───── INFORMATION SHOWN

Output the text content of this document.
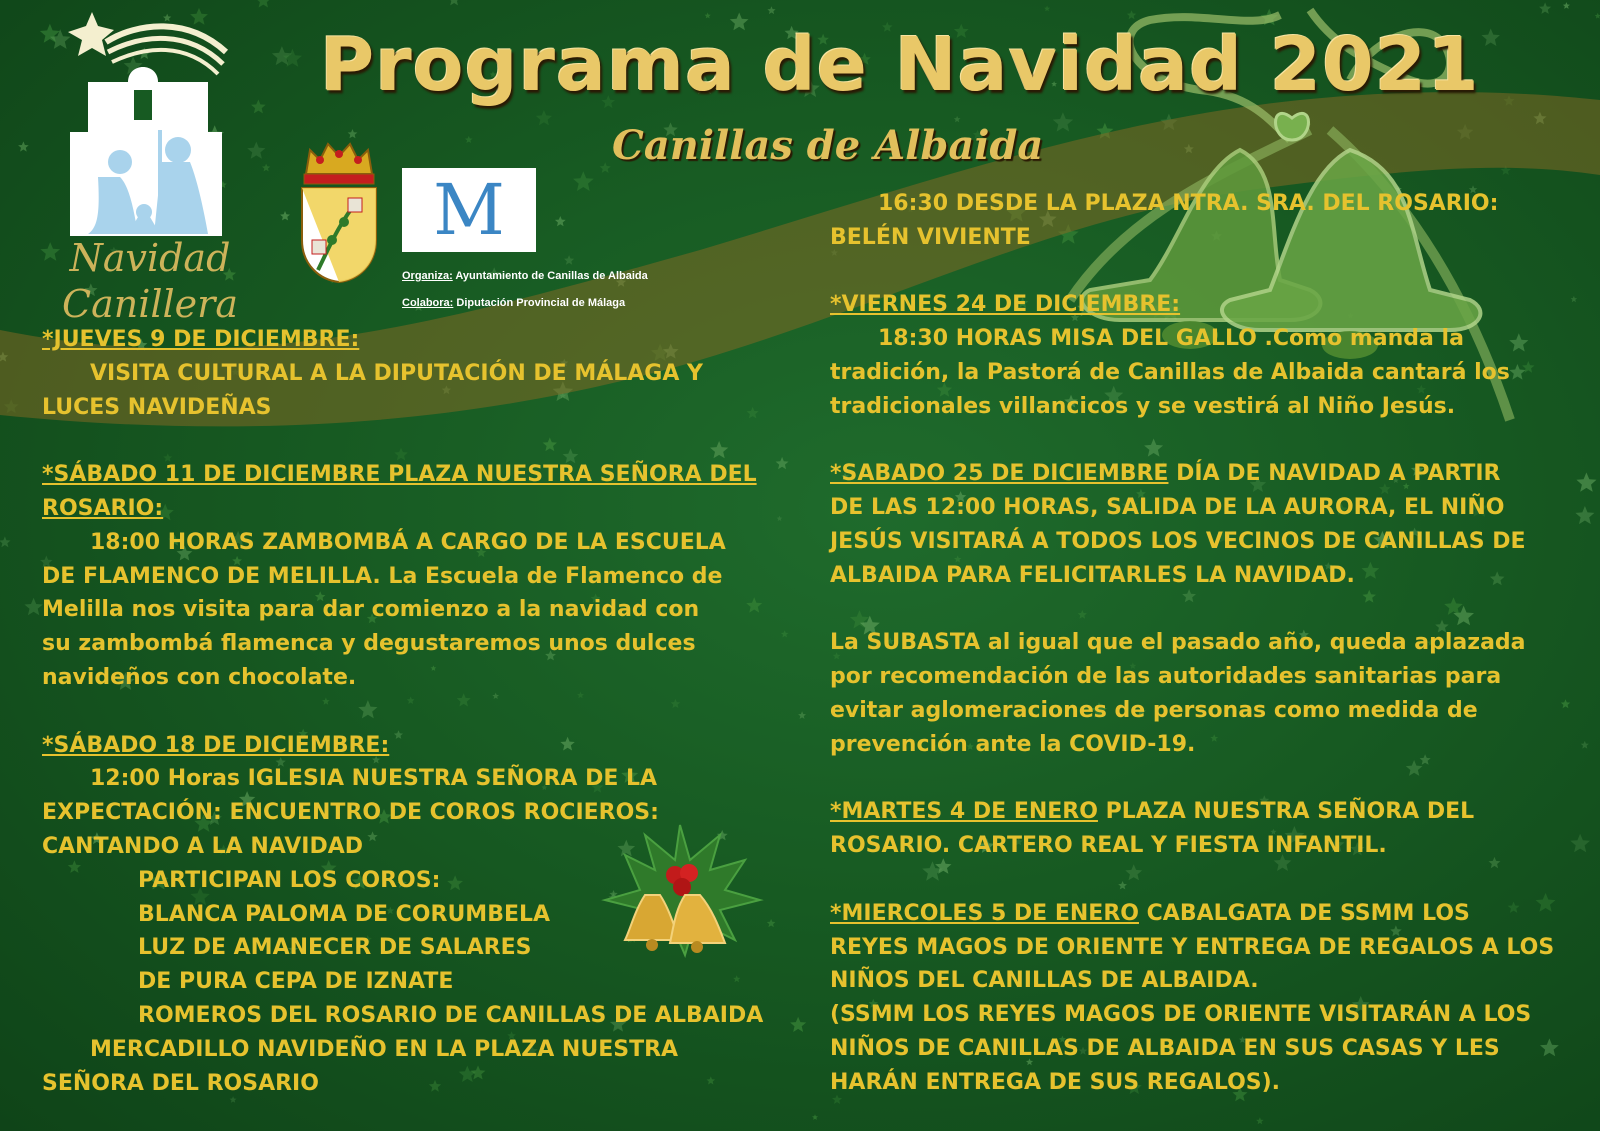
Navidad
Canillera
M
Organiza: Ayuntamiento de Canillas de Albaida
Colabora: Diputación Provincial de Málaga
Programa de Navidad 2021
Canillas de Albaida

*JUEVES 9 DE DICIEMBRE:

VISITA CULTURAL A LA DIPUTACIÓN DE MÁLAGA Y

LUCES NAVIDEÑAS

*SÁBADO 11 DE DICIEMBRE PLAZA NUESTRA SEÑORA DEL

ROSARIO:

18:00 HORAS ZAMBOMBÁ A CARGO DE LA ESCUELA

DE FLAMENCO DE MELILLA. La Escuela de Flamenco de

Melilla nos visita para dar comienzo a la navidad con

su zambombá flamenca y degustaremos unos dulces

navideños con chocolate.

*SÁBADO 18 DE DICIEMBRE:

12:00 Horas IGLESIA NUESTRA SEÑORA DE LA

EXPECTACIÓN: ENCUENTRO DE COROS ROCIEROS:

CANTANDO A LA NAVIDAD

PARTICIPAN LOS COROS:

BLANCA PALOMA DE CORUMBELA

LUZ DE AMANECER DE SALARES

DE PURA CEPA DE IZNATE

ROMEROS DEL ROSARIO DE CANILLAS DE ALBAIDA

MERCADILLO NAVIDEÑO EN LA PLAZA NUESTRA

SEÑORA DEL ROSARIO

16:30 DESDE LA PLAZA NTRA. SRA. DEL ROSARIO:

BELÉN VIVIENTE

*VIERNES 24 DE DICIEMBRE:

18:30 HORAS MISA DEL GALLO .Como manda la

tradición, la Pastorá de Canillas de Albaida cantará los

tradicionales villancicos y se vestirá al Niño Jesús.

*SABADO 25 DE DICIEMBRE DÍA DE NAVIDAD A PARTIR

DE LAS 12:00 HORAS, SALIDA DE LA AURORA, EL NIÑO

JESÚS VISITARÁ A TODOS LOS VECINOS DE CANILLAS DE

ALBAIDA PARA FELICITARLES LA NAVIDAD.

La SUBASTA al igual que el pasado año, queda aplazada

por recomendación de las autoridades sanitarias para

evitar aglomeraciones de personas como medida de

prevención ante la COVID-19.

*MARTES 4 DE ENERO PLAZA NUESTRA SEÑORA DEL

ROSARIO. CARTERO REAL Y FIESTA INFANTIL.

*MIERCOLES 5 DE ENERO CABALGATA DE SSMM LOS

REYES MAGOS DE ORIENTE Y ENTREGA DE REGALOS A LOS

NIÑOS DEL CANILLAS DE ALBAIDA.

(SSMM LOS REYES MAGOS DE ORIENTE VISITARÁN A LOS

NIÑOS DE CANILLAS DE ALBAIDA EN SUS CASAS Y LES

HARÁN ENTREGA DE SUS REGALOS).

──────────

- WHAT TO PRODUCE
Return from the data every line that holds "ENTREGA".

- COMPLETE ANSWER
REYES MAGOS DE ORIENTE Y ENTREGA DE REGALOS A LOS
HARÁN ENTREGA DE SUS REGALOS).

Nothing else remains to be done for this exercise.